__Given exercise__.
Gather all lines from the material that contain "this".

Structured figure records
######

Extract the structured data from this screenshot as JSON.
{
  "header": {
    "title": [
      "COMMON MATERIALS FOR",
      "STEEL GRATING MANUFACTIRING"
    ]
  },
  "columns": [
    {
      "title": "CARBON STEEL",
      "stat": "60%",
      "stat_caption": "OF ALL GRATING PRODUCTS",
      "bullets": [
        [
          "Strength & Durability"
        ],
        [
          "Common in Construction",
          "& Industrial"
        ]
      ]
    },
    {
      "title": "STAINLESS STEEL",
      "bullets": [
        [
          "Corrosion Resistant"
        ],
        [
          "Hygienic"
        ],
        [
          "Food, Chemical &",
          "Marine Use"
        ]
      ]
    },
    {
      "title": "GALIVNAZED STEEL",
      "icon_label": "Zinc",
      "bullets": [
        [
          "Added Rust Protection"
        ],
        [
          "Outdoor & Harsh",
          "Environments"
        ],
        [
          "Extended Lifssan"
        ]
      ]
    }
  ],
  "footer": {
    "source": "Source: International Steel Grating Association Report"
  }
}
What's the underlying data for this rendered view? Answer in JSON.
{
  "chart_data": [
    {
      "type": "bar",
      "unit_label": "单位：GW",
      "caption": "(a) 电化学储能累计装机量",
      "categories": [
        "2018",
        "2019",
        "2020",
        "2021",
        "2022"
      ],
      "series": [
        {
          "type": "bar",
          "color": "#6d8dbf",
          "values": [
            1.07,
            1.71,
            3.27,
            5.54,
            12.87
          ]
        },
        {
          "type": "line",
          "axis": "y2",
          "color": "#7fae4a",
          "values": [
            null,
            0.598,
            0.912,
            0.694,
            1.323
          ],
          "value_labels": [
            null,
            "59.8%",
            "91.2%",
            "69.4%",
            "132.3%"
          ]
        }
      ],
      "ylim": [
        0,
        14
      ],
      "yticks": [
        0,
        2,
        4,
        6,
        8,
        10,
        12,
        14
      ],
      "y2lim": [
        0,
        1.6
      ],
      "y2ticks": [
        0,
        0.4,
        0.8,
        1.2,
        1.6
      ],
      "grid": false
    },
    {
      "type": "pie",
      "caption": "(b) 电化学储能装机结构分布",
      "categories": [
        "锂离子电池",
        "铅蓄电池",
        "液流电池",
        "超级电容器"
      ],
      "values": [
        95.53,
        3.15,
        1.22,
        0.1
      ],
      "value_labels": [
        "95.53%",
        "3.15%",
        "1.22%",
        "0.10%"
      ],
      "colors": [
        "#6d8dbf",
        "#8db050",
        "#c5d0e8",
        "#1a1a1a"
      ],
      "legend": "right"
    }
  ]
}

######

__Task output__.
Extract the structured data from this screenshot as JSON.
What's the underlying data for this rendered view? Answer in JSON.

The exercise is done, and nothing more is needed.